- Aufgabenstellung 1: Übertragen Sie aus dem Tagebucheintrag unverändert den gesamten Abschnitt von „Auch wenn ich“ bis hinunter zu „meinem Kopf tätowiert.“.
- Aufgabenstellung 2: Fassen Sie den Absatz des Tagebucheintrags, der mit „Wenn ich als Kind krank war“ beginnt, als Stichpunktliste zusammen, ohne seine zentralen Fakten zu verlieren.

- Vorliegender Text:
========================
Sonntag, 22.08.2010 - Kristof Schreuf, Christoph Schlingensief, Meuterei auf der Bounty und The Book of Eli
Gegen halb Zwölf aufgewacht und Interview mit Kristof Schreuf gelesen. Auf die Feststellung des Journalisten, dass die Feuilletons wegen Copyrightdiskussionen voll sind, Antwortet der Bourgeois mit Gitarre:
„Du meinst die Diskussionen um „authentisch“ und „nicht authentisch“? Für authentisch gehalten wird ja zum Beispiel: Die alte Zeit, wann immer die war. Fleiß, Anstrengung. Schweiß. Handgemachte Musik. Deutsche Wertarbeit. Emotionen, angezeigt durch Rumschreien und Heulen, wie es Menschen müssen, die im Fernsehen in vielen Formaten auftreten. Authentisch ist ansonsten noch mein Schwein, das auf dem letzten Loch pfeift.
Unauthentische Kunst präsentieren zu können, ja, unauthentisch zu sein, wird dafür zur Zeit als besonderes Qualitätsmerkmal ausgegeben. Aber keiner ist clever oder elegant, weil er zitiert. Keiner hat Mut, weil er sich in Fragen des geistigen Eigentums wenig zimperlich zeigt. Keiner ist souverän, weil er so sehr neben sich steht. Finden aber viele trotzdem. Deshalb wirkt das Unauthentische zur Zeit wie das neue Authentische. Etwas Besseres als authentisch und unauthentisch finden wir – hoffentlich bald.“
Ich denke lange über diese Zeilen nach. Mir fällt Christoph Schlingensief ein, der vor einigen Tagen gestorben ist. Schlingensief ist mir sehr sympathisch gewesen. Obwohl ich nie ein Theaterstück oder Film von ihm gesehen habe, ist er mir immer wieder als Provokateur aufgefallen der etwas zusagen hatte. Authentisch war er auf jeden Fall, sein Werk irritierend. Gerne hätte ich ihm noch die Frage gestellt, ob das „Deutsche Wertarbeit“ war, was er geschaffen hat.
Es regnet, der Herbst fängt an. Mein Lieblingsmonat, die Leute kommen langsam zur Ruhe. Nach der quirligen Aufgeregtheit des Sommers und des ständig „draußen“ sein müssen, entfällt ein weiterer Zwang.
Auch wenn ich heimlich hoffe, dass der September noch viel Sonnenschein und Wärme bringt, deklariere ich für mich selbst gerne im Vorfeld die Jahreszeiten. Dann ist man wenigstens vorbereitet. Kontrolle zum Selbstzweck!
Wenn ich als Kind krank war und mit einer profanen Erkältung oder Magenschmerzen das Bett hüten musste, habe ich Hörspiele gehört. Meine Lieblingsplatte war die Geschichte um Käpt’n Blight, Fletcher Christian und dem legendären Brotbaum. Die EUROPA-Langspielplatte mit Lutz Mackensy als Erzähler und der Stimme von Volker Brandt als Fletcher Christian ist in meinem Kopf tätowiert.
========================
- Extrahierte Daten:
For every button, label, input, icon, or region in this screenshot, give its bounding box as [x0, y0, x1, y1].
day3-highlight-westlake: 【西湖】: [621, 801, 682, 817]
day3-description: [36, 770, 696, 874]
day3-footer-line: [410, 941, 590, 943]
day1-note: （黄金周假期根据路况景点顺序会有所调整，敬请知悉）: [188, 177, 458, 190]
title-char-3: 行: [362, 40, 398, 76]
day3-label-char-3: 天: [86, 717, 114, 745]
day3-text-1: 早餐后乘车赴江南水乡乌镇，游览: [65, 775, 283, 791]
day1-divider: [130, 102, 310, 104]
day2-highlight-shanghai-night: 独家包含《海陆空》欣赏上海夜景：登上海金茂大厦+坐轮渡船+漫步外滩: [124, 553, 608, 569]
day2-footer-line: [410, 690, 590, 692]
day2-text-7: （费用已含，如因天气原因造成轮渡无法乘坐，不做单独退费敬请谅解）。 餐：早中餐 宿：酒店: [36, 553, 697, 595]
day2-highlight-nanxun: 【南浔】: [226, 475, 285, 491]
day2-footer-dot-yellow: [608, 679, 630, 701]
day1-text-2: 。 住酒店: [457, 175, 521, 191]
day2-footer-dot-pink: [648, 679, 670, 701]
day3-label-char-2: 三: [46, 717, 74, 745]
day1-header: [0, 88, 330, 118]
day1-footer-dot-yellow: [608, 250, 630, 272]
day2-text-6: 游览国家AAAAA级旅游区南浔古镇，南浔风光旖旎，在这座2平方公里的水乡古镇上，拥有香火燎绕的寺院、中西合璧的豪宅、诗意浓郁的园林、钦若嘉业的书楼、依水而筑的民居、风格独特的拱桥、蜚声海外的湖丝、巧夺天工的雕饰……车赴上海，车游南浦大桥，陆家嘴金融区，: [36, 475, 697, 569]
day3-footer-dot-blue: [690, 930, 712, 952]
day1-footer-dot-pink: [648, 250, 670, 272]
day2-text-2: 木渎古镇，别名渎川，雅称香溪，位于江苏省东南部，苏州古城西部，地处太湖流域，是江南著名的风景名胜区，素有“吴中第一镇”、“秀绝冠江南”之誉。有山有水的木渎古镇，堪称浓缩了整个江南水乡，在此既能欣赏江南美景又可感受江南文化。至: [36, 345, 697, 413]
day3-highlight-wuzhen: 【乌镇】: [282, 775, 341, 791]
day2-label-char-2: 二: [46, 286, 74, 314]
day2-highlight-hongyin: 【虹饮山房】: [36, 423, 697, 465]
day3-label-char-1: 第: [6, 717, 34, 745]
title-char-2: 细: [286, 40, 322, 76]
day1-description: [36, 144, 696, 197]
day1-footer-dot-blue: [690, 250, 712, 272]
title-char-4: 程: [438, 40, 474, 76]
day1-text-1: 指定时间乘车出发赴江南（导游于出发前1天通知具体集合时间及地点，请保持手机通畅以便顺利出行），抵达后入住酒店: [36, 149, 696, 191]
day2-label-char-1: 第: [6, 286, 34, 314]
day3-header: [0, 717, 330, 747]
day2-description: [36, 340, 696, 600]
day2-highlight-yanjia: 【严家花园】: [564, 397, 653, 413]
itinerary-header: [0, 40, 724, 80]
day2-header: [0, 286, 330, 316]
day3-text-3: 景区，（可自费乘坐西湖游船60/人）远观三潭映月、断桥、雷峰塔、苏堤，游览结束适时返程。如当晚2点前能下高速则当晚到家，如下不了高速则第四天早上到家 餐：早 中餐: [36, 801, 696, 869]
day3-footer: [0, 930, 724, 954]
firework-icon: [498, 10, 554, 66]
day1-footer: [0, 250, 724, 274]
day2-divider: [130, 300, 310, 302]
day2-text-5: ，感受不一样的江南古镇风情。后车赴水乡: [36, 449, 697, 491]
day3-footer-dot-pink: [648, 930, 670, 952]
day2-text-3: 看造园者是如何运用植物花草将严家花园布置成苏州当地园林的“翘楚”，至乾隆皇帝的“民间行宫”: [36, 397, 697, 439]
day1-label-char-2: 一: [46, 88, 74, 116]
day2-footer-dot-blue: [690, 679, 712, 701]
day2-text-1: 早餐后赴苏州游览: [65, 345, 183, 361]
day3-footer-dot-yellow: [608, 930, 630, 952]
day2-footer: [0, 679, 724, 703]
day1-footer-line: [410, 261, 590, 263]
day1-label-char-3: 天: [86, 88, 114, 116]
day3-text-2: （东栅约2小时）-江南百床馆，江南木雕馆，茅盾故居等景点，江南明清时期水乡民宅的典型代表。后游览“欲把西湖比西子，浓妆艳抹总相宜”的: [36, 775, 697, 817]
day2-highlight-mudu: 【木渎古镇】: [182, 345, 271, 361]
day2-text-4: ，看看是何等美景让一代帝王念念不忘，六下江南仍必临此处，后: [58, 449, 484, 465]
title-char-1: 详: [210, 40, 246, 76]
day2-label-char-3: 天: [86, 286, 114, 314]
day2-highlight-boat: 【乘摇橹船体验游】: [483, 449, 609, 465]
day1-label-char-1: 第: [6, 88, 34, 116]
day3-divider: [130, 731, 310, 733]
========================
- Ergebnis 1:
Auch wenn ich heimlich hoffe, dass der September noch viel Sonnenschein und Wärme bringt, deklariere ich für mich selbst gerne im Vorfeld die Jahreszeiten. Dann ist man wenigstens vorbereitet. Kontrolle zum Selbstzweck!
Wenn ich als Kind krank war und mit einer profanen Erkältung oder Magenschmerzen das Bett hüten musste, habe ich Hörspiele gehört. Meine Lieblingsplatte war die Geschichte um Käpt’n Blight, Fletcher Christian und dem legendären Brotbaum. Die EUROPA-Langspielplatte mit Lutz Mackensy als Erzähler und der Stimme von Volker Brandt als Fletcher Christian ist in meinem Kopf tätowiert.

- Ergebnis 2:
- Bei Krankheit in der Kindheit (Erkältung, Magenschmerzen) mit Bettruhe: Hörspiele gehört
- Lieblingsplatte: die Geschichte um Käpt’n Blight, Fletcher Christian und den legendären Brotbaum
- Fassung: EUROPA-Langspielplatte, Lutz Mackensy als Erzähler, Volker Brandt als Stimme von Fletcher Christian
- Diese Platte ist „im Kopf tätowiert“